» **GOAL OF THE EXERCISE**
Turn the entries below into a JSON list of strings with one string per line, skipping blank lines. Leave the pictures out.

» **EXERCISE DATA**
____
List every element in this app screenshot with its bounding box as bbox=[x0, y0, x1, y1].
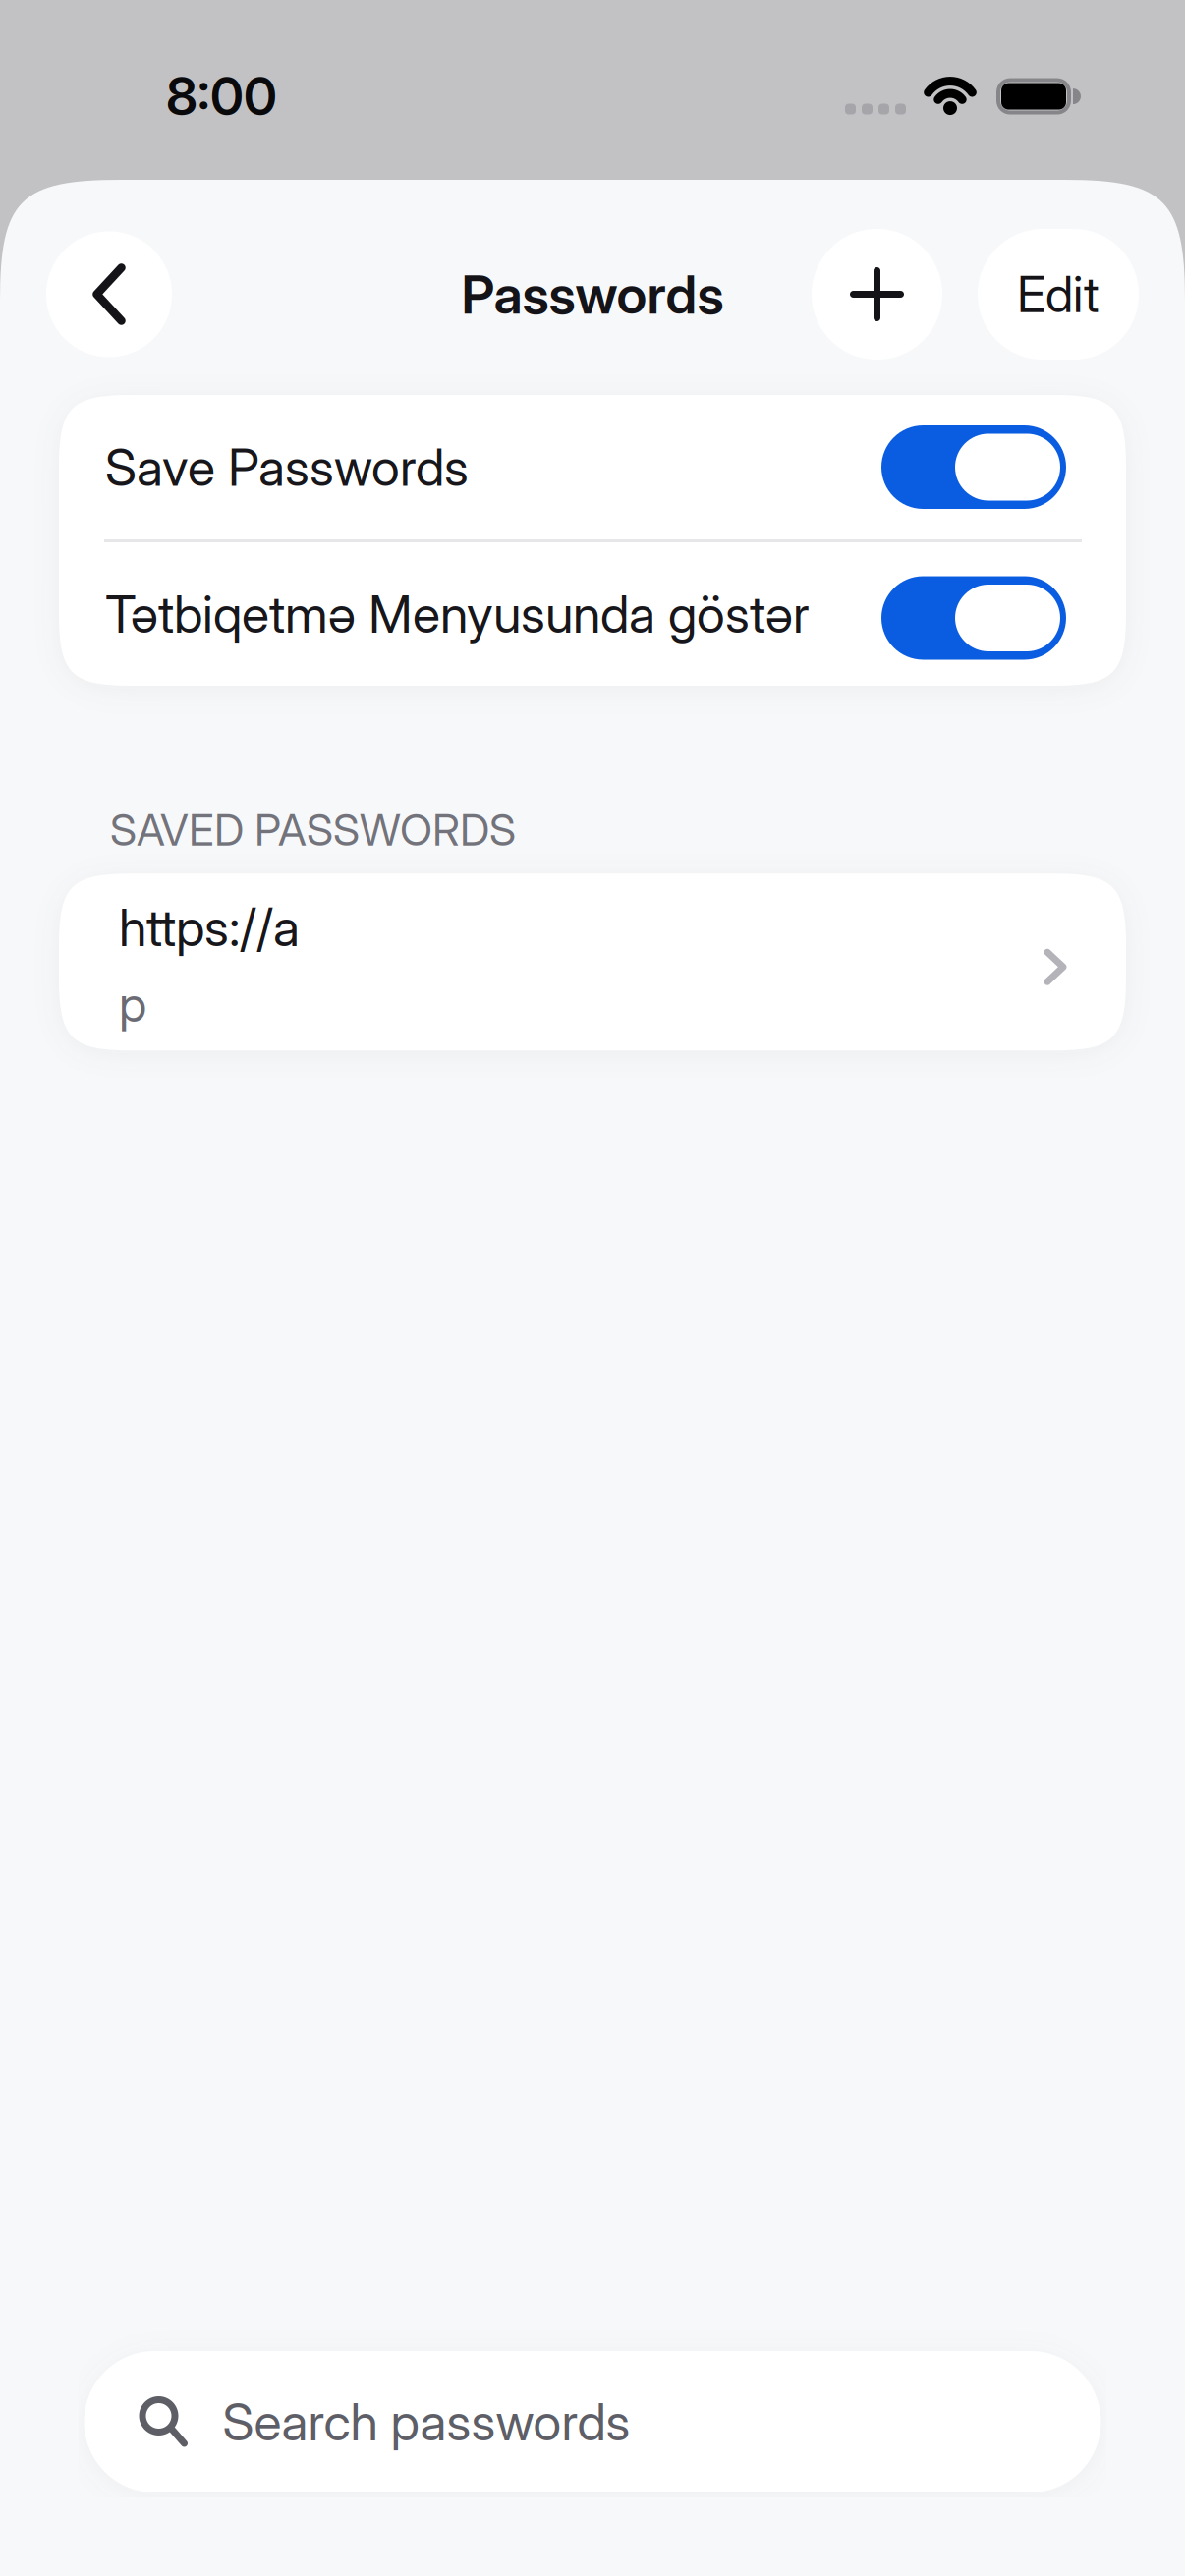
button[interactable]: Search passwords bbox=[84, 2351, 1101, 2492]
staticText: SAVED PASSWORDS bbox=[110, 804, 516, 856]
button[interactable]: Save Passwords bbox=[59, 395, 1126, 539]
button[interactable]: https://a bbox=[0, 874, 1185, 1050]
staticText: 8:00 bbox=[166, 65, 277, 128]
staticText: Tətbiqetmə Menyusunda göstər bbox=[105, 583, 810, 645]
button[interactable]: Add password bbox=[812, 229, 942, 360]
staticText: p bbox=[119, 974, 146, 1033]
staticText: Search passwords bbox=[223, 2391, 630, 2453]
staticText: Save Passwords bbox=[105, 436, 469, 498]
button[interactable]: Back bbox=[46, 231, 172, 357]
staticText: Edit bbox=[1017, 265, 1100, 324]
staticText: Passwords bbox=[461, 262, 724, 326]
staticText: https://a bbox=[119, 896, 300, 958]
button[interactable]: Edit bbox=[978, 229, 1139, 360]
button[interactable]: Tətbiqetmə Menyusunda göstər bbox=[59, 542, 1126, 686]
____
» **FULL RESPONSE**
[
  "List every element in this app screenshot with its bounding box as bbox=[x0, y0, x1, y1].",
  "button[interactable]: Search passwords bbox=[84, 2351, 1101, 2492]",
  "staticText: SAVED PASSWORDS bbox=[110, 804, 516, 856]",
  "button[interactable]: Save Passwords bbox=[59, 395, 1126, 539]",
  "button[interactable]: https://a bbox=[0, 874, 1185, 1050]",
  "staticText: 8:00 bbox=[166, 65, 277, 128]",
  "staticText: Tətbiqetmə Menyusunda göstər bbox=[105, 583, 810, 645]",
  "button[interactable]: Add password bbox=[812, 229, 942, 360]",
  "staticText: p bbox=[119, 974, 146, 1033]",
  "staticText: Search passwords bbox=[223, 2391, 630, 2453]",
  "staticText: Save Passwords bbox=[105, 436, 469, 498]",
  "button[interactable]: Back bbox=[46, 231, 172, 357]",
  "staticText: Edit bbox=[1017, 265, 1100, 324]",
  "staticText: Passwords bbox=[461, 262, 724, 326]",
  "staticText: https://a bbox=[119, 896, 300, 958]",
  "button[interactable]: Edit bbox=[978, 229, 1139, 360]",
  "button[interactable]: Tətbiqetmə Menyusunda göstər bbox=[59, 542, 1126, 686]"
]